(Data records)
_____
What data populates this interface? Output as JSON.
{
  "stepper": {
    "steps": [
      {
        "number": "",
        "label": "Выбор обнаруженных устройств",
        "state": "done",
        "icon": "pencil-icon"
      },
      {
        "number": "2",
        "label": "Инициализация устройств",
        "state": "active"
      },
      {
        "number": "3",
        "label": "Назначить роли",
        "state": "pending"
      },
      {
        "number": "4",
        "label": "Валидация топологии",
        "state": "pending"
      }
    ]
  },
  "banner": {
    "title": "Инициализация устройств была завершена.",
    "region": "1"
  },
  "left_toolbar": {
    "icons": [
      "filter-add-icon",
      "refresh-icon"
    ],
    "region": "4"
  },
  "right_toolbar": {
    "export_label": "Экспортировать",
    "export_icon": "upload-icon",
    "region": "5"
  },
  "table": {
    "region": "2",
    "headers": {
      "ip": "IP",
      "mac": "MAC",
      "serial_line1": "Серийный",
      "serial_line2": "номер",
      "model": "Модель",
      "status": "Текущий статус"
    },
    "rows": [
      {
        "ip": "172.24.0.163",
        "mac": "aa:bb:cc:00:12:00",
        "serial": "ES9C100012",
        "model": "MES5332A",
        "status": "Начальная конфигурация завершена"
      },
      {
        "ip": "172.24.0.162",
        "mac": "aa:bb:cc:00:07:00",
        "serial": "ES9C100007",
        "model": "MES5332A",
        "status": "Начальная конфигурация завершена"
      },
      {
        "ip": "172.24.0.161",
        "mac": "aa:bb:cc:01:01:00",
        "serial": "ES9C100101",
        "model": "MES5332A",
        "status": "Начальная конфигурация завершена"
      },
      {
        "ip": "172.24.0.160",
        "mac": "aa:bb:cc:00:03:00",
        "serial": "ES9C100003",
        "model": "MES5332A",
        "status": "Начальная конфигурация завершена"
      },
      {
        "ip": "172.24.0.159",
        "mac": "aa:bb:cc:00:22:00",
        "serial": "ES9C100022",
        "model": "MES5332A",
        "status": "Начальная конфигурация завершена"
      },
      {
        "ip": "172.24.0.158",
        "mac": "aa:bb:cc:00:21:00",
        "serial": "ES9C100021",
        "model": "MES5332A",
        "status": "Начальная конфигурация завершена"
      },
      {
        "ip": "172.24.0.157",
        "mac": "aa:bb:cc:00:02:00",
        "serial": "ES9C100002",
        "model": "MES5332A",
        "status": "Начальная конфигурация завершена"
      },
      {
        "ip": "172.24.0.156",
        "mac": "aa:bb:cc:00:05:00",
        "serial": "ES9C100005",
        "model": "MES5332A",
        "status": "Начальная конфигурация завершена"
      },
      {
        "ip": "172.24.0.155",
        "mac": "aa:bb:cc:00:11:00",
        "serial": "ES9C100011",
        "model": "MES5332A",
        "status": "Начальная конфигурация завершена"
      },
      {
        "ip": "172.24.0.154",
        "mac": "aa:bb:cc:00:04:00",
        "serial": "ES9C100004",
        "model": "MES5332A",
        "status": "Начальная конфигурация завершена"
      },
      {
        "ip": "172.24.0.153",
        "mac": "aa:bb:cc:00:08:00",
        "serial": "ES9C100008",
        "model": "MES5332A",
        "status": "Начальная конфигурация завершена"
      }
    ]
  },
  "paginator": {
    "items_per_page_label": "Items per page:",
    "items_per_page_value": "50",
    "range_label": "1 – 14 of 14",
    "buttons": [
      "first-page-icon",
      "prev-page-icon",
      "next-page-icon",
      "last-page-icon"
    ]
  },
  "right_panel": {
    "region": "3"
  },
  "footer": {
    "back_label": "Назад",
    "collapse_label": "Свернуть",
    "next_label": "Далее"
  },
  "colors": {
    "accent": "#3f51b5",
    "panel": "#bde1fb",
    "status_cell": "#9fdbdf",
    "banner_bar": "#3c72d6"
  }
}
_____
> Exercise instructions: Go over the records above and tally each line that includes "state". Give the total by itself.

> The response: 4